— Start of Exercise inputs —
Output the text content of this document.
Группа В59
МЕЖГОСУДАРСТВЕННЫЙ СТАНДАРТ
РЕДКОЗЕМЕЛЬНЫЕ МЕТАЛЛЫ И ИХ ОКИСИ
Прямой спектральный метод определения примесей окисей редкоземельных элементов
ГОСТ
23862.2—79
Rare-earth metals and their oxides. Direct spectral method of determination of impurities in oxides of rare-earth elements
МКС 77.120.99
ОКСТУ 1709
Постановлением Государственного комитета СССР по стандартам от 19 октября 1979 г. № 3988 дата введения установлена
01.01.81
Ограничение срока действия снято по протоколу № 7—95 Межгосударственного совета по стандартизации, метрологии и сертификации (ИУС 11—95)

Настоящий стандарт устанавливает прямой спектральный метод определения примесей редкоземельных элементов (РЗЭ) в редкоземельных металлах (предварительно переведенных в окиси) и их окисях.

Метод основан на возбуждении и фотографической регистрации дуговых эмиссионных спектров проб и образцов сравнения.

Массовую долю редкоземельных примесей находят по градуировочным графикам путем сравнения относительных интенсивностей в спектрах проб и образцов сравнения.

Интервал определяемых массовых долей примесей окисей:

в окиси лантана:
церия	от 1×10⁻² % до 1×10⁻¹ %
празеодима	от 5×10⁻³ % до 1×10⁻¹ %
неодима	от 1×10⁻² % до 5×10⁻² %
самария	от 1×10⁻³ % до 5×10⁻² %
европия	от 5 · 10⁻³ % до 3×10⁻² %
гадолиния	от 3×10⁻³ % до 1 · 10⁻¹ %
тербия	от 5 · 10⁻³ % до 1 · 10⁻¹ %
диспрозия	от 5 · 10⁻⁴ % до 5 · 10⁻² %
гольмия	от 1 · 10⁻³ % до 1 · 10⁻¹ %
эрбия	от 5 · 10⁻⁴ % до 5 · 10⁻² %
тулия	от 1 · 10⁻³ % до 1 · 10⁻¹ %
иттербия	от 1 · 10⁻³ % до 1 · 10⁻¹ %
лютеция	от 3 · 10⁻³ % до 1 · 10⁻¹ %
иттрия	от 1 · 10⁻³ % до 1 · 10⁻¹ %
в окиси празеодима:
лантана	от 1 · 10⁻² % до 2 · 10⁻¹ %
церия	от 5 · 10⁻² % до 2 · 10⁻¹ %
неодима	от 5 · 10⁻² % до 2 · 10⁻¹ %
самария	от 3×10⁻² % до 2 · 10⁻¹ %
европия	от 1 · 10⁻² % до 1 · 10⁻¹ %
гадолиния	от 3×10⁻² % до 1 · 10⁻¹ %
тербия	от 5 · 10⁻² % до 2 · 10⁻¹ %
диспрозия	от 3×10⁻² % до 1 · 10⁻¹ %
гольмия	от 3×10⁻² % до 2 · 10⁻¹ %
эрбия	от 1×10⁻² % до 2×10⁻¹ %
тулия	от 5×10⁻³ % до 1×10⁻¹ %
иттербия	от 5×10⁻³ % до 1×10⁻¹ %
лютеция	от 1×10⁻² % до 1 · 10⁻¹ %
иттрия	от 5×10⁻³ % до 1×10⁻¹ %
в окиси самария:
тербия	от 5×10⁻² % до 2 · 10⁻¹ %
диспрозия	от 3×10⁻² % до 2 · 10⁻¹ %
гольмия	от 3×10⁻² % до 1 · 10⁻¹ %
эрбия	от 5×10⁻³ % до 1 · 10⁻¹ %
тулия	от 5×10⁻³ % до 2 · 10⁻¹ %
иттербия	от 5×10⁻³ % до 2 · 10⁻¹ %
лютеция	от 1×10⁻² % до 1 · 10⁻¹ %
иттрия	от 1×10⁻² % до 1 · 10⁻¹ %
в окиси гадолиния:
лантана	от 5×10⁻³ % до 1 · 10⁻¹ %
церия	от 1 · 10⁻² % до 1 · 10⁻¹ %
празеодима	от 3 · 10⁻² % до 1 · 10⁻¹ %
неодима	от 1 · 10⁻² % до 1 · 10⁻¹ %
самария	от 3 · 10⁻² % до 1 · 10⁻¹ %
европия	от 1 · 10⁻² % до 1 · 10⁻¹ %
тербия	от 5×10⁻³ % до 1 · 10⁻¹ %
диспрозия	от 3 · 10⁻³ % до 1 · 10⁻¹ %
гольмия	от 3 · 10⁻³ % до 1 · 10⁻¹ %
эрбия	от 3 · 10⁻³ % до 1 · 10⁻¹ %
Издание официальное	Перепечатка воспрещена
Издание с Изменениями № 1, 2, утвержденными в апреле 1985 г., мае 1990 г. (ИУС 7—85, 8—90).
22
— End of Exercise inputs —
**What you are asked to do:**
Tally the lines of the material above that contain the word "самария" and report the total alone.

**Full output:**
4